■ **Stated task**
Write every record out again exactly as given.

(Stored records)
......

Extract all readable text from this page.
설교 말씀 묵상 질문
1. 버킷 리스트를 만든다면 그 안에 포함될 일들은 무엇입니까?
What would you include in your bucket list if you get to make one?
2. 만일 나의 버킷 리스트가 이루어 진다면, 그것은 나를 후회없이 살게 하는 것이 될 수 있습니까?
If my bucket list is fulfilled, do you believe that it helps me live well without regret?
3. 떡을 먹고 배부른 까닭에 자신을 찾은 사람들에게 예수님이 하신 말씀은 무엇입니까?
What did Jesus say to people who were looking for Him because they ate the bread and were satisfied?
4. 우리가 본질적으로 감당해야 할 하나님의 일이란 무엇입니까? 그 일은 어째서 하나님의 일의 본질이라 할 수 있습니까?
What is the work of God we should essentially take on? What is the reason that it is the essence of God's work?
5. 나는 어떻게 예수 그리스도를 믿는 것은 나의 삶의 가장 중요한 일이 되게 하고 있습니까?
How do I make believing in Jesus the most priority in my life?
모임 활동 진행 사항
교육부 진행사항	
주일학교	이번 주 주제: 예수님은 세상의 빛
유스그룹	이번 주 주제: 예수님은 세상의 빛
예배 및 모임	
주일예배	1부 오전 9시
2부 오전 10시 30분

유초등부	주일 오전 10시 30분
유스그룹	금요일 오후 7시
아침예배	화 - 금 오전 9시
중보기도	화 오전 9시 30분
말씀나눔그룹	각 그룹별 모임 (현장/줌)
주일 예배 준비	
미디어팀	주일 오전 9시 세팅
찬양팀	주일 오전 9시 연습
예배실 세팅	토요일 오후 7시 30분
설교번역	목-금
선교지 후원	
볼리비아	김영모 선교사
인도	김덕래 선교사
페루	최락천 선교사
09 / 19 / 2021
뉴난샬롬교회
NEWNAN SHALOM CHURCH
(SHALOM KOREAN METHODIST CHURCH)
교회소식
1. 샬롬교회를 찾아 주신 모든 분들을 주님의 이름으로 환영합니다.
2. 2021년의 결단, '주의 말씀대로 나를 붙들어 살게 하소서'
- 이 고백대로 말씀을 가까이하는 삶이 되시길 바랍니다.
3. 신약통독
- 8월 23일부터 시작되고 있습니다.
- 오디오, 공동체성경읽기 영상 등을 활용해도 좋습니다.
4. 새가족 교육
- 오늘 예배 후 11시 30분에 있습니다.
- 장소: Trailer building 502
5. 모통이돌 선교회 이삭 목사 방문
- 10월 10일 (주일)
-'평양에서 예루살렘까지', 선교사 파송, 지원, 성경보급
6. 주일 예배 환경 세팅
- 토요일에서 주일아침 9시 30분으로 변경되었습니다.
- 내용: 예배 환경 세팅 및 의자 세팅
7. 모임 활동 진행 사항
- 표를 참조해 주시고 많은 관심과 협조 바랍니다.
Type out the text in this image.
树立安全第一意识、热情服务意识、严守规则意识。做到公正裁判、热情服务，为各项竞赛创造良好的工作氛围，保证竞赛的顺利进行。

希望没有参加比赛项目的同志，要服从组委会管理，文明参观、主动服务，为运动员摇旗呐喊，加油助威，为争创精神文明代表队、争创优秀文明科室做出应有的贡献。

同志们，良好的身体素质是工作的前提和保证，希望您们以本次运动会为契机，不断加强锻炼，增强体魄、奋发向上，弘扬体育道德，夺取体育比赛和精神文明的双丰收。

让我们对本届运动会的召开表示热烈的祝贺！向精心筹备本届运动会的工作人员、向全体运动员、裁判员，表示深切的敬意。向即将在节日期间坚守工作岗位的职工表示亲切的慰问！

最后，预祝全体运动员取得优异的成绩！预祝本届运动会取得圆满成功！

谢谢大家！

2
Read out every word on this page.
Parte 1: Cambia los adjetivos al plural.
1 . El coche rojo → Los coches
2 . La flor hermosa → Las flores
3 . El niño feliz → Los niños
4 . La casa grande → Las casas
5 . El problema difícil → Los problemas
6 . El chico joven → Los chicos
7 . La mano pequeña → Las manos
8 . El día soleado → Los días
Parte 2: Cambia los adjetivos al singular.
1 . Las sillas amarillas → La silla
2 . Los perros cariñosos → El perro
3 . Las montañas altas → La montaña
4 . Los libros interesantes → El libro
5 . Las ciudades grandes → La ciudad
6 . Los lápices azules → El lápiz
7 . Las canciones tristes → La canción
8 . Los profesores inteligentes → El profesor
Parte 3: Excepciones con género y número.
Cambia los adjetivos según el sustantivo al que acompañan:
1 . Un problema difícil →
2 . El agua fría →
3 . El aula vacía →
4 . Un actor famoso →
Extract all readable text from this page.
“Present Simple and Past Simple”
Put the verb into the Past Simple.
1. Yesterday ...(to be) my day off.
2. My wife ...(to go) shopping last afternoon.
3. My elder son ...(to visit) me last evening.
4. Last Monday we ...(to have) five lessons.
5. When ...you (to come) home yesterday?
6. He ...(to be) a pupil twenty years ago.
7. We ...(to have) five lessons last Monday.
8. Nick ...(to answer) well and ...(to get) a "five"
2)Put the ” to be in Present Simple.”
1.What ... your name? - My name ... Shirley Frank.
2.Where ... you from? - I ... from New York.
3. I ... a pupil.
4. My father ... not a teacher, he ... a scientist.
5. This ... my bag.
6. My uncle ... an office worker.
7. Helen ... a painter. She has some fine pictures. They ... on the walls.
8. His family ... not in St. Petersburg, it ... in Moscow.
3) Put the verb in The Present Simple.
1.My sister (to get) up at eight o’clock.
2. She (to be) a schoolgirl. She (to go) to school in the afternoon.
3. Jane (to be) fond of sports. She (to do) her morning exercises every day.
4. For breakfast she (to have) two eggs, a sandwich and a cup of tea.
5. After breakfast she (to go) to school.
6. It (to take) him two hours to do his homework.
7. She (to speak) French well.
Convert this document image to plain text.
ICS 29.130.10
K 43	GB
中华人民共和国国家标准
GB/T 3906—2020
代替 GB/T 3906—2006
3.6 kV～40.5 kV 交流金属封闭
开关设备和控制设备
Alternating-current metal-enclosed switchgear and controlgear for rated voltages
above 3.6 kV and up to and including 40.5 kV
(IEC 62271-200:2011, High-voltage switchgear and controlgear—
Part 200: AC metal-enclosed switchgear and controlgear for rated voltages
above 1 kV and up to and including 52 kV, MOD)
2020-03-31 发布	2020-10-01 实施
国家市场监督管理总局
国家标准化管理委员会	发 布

......

■ **Output of the exercise**
Extract all readable text from this page.
설교 말씀 묵상 질문
1. 버킷 리스트를 만든다면 그 안에 포함될 일들은 무엇입니까?
What would you include in your bucket list if you get to make one?
2. 만일 나의 버킷 리스트가 이루어 진다면, 그것은 나를 후회없이 살게 하는 것이 될 수 있습니까?
If my bucket list is fulfilled, do you believe that it helps me live well without regret?
3. 떡을 먹고 배부른 까닭에 자신을 찾은 사람들에게 예수님이 하신 말씀은 무엇입니까?
What did Jesus say to people who were looking for Him because they ate the bread and were satisfied?
4. 우리가 본질적으로 감당해야 할 하나님의 일이란 무엇입니까? 그 일은 어째서 하나님의 일의 본질이라 할 수 있습니까?
What is the work of God we should essentially take on? What is the reason that it is the essence of God's work?
5. 나는 어떻게 예수 그리스도를 믿는 것은 나의 삶의 가장 중요한 일이 되게 하고 있습니까?
How do I make believing in Jesus the most priority in my life?
모임 활동 진행 사항
교육부 진행사항	
주일학교	이번 주 주제: 예수님은 세상의 빛
유스그룹	이번 주 주제: 예수님은 세상의 빛
예배 및 모임	
주일예배	1부 오전 9시
2부 오전 10시 30분

유초등부	주일 오전 10시 30분
유스그룹	금요일 오후 7시
아침예배	화 - 금 오전 9시
중보기도	화 오전 9시 30분
말씀나눔그룹	각 그룹별 모임 (현장/줌)
주일 예배 준비	
미디어팀	주일 오전 9시 세팅
찬양팀	주일 오전 9시 연습
예배실 세팅	토요일 오후 7시 30분
설교번역	목-금
선교지 후원	
볼리비아	김영모 선교사
인도	김덕래 선교사
페루	최락천 선교사
09 / 19 / 2021
뉴난샬롬교회
NEWNAN SHALOM CHURCH
(SHALOM KOREAN METHODIST CHURCH)
교회소식
1. 샬롬교회를 찾아 주신 모든 분들을 주님의 이름으로 환영합니다.
2. 2021년의 결단, '주의 말씀대로 나를 붙들어 살게 하소서'
- 이 고백대로 말씀을 가까이하는 삶이 되시길 바랍니다.
3. 신약통독
- 8월 23일부터 시작되고 있습니다.
- 오디오, 공동체성경읽기 영상 등을 활용해도 좋습니다.
4. 새가족 교육
- 오늘 예배 후 11시 30분에 있습니다.
- 장소: Trailer building 502
5. 모통이돌 선교회 이삭 목사 방문
- 10월 10일 (주일)
-'평양에서 예루살렘까지', 선교사 파송, 지원, 성경보급
6. 주일 예배 환경 세팅
- 토요일에서 주일아침 9시 30분으로 변경되었습니다.
- 내용: 예배 환경 세팅 및 의자 세팅
7. 모임 활동 진행 사항
- 표를 참조해 주시고 많은 관심과 협조 바랍니다.
Type out the text in this image.
树立安全第一意识、热情服务意识、严守规则意识。做到公正裁判、热情服务，为各项竞赛创造良好的工作氛围，保证竞赛的顺利进行。

希望没有参加比赛项目的同志，要服从组委会管理，文明参观、主动服务，为运动员摇旗呐喊，加油助威，为争创精神文明代表队、争创优秀文明科室做出应有的贡献。

同志们，良好的身体素质是工作的前提和保证，希望您们以本次运动会为契机，不断加强锻炼，增强体魄、奋发向上，弘扬体育道德，夺取体育比赛和精神文明的双丰收。

让我们对本届运动会的召开表示热烈的祝贺！向精心筹备本届运动会的工作人员、向全体运动员、裁判员，表示深切的敬意。向即将在节日期间坚守工作岗位的职工表示亲切的慰问！

最后，预祝全体运动员取得优异的成绩！预祝本届运动会取得圆满成功！

谢谢大家！

2
Read out every word on this page.
Parte 1: Cambia los adjetivos al plural.
1 . El coche rojo → Los coches
2 . La flor hermosa → Las flores
3 . El niño feliz → Los niños
4 . La casa grande → Las casas
5 . El problema difícil → Los problemas
6 . El chico joven → Los chicos
7 . La mano pequeña → Las manos
8 . El día soleado → Los días
Parte 2: Cambia los adjetivos al singular.
1 . Las sillas amarillas → La silla
2 . Los perros cariñosos → El perro
3 . Las montañas altas → La montaña
4 . Los libros interesantes → El libro
5 . Las ciudades grandes → La ciudad
6 . Los lápices azules → El lápiz
7 . Las canciones tristes → La canción
8 . Los profesores inteligentes → El profesor
Parte 3: Excepciones con género y número.
Cambia los adjetivos según el sustantivo al que acompañan:
1 . Un problema difícil →
2 . El agua fría →
3 . El aula vacía →
4 . Un actor famoso →
Extract all readable text from this page.
“Present Simple and Past Simple”
Put the verb into the Past Simple.
1. Yesterday ...(to be) my day off.
2. My wife ...(to go) shopping last afternoon.
3. My elder son ...(to visit) me last evening.
4. Last Monday we ...(to have) five lessons.
5. When ...you (to come) home yesterday?
6. He ...(to be) a pupil twenty years ago.
7. We ...(to have) five lessons last Monday.
8. Nick ...(to answer) well and ...(to get) a "five"
2)Put the ” to be in Present Simple.”
1.What ... your name? - My name ... Shirley Frank.
2.Where ... you from? - I ... from New York.
3. I ... a pupil.
4. My father ... not a teacher, he ... a scientist.
5. This ... my bag.
6. My uncle ... an office worker.
7. Helen ... a painter. She has some fine pictures. They ... on the walls.
8. His family ... not in St. Petersburg, it ... in Moscow.
3) Put the verb in The Present Simple.
1.My sister (to get) up at eight o’clock.
2. She (to be) a schoolgirl. She (to go) to school in the afternoon.
3. Jane (to be) fond of sports. She (to do) her morning exercises every day.
4. For breakfast she (to have) two eggs, a sandwich and a cup of tea.
5. After breakfast she (to go) to school.
6. It (to take) him two hours to do his homework.
7. She (to speak) French well.
Convert this document image to plain text.
ICS 29.130.10
K 43	GB
中华人民共和国国家标准
GB/T 3906—2020
代替 GB/T 3906—2006
3.6 kV～40.5 kV 交流金属封闭
开关设备和控制设备
Alternating-current metal-enclosed switchgear and controlgear for rated voltages
above 3.6 kV and up to and including 40.5 kV
(IEC 62271-200:2011, High-voltage switchgear and controlgear—
Part 200: AC metal-enclosed switchgear and controlgear for rated voltages
above 1 kV and up to and including 52 kV, MOD)
2020-03-31 发布	2020-10-01 实施
国家市场监督管理总局
国家标准化管理委员会	发 布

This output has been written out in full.